** START Exercise material **

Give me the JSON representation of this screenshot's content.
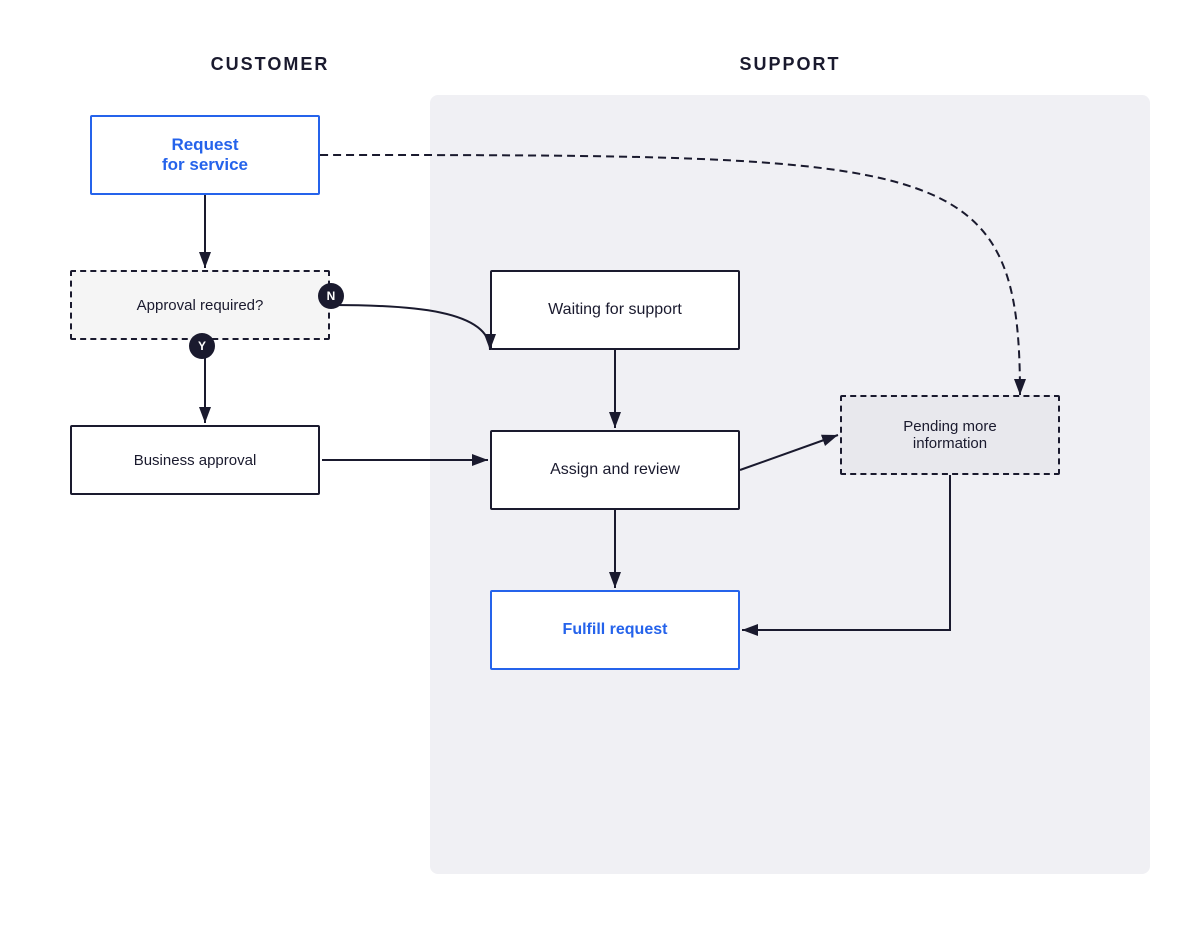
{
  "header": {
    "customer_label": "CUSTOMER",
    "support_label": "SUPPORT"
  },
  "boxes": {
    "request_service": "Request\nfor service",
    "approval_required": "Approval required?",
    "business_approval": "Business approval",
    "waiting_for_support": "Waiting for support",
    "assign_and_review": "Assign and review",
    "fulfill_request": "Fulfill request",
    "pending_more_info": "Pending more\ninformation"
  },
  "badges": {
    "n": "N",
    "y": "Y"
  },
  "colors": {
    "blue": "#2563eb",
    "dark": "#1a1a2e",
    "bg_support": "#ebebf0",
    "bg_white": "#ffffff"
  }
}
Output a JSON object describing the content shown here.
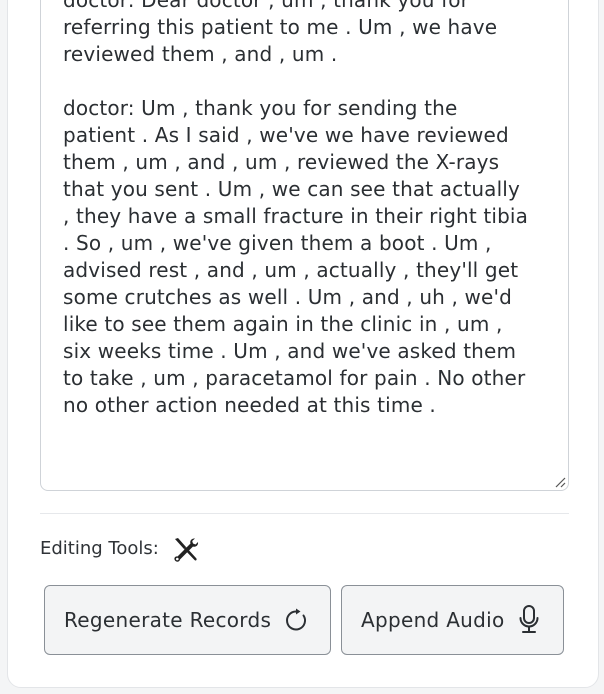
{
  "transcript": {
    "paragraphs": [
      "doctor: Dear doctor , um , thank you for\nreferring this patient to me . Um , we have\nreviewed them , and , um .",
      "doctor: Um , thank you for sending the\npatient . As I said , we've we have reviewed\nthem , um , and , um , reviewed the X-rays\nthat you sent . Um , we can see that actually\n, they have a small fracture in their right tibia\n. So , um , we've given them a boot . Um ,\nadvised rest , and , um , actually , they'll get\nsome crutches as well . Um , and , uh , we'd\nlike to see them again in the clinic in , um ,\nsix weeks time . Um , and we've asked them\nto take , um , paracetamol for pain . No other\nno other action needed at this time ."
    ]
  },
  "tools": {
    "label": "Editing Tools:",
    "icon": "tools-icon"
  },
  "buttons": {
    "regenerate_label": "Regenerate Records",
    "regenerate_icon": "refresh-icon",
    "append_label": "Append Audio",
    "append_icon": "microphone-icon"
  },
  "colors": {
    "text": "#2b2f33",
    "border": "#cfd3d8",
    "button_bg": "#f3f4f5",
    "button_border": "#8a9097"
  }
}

** END Exercise material **

### Short task:
Make a verbatim copy of all the entries and strip out the pictures.

### The result:
Give me the JSON representation of this screenshot's content.
{
  "header": {
    "customer_label": "CUSTOMER",
    "support_label": "SUPPORT"
  },
  "boxes": {
    "request_service": "Request\nfor service",
    "approval_required": "Approval required?",
    "business_approval": "Business approval",
    "waiting_for_support": "Waiting for support",
    "assign_and_review": "Assign and review",
    "fulfill_request": "Fulfill request",
    "pending_more_info": "Pending more\ninformation"
  },
  "badges": {
    "n": "N",
    "y": "Y"
  },
  "colors": {
    "blue": "#2563eb",
    "dark": "#1a1a2e",
    "bg_support": "#ebebf0",
    "bg_white": "#ffffff"
  }
}
Output a JSON object describing the content shown here.
{
  "transcript": {
    "paragraphs": [
      "doctor: Dear doctor , um , thank you for\nreferring this patient to me . Um , we have\nreviewed them , and , um .",
      "doctor: Um , thank you for sending the\npatient . As I said , we've we have reviewed\nthem , um , and , um , reviewed the X-rays\nthat you sent . Um , we can see that actually\n, they have a small fracture in their right tibia\n. So , um , we've given them a boot . Um ,\nadvised rest , and , um , actually , they'll get\nsome crutches as well . Um , and , uh , we'd\nlike to see them again in the clinic in , um ,\nsix weeks time . Um , and we've asked them\nto take , um , paracetamol for pain . No other\nno other action needed at this time ."
    ]
  },
  "tools": {
    "label": "Editing Tools:",
    "icon": "tools-icon"
  },
  "buttons": {
    "regenerate_label": "Regenerate Records",
    "regenerate_icon": "refresh-icon",
    "append_label": "Append Audio",
    "append_icon": "microphone-icon"
  },
  "colors": {
    "text": "#2b2f33",
    "border": "#cfd3d8",
    "button_bg": "#f3f4f5",
    "button_border": "#8a9097"
  }
}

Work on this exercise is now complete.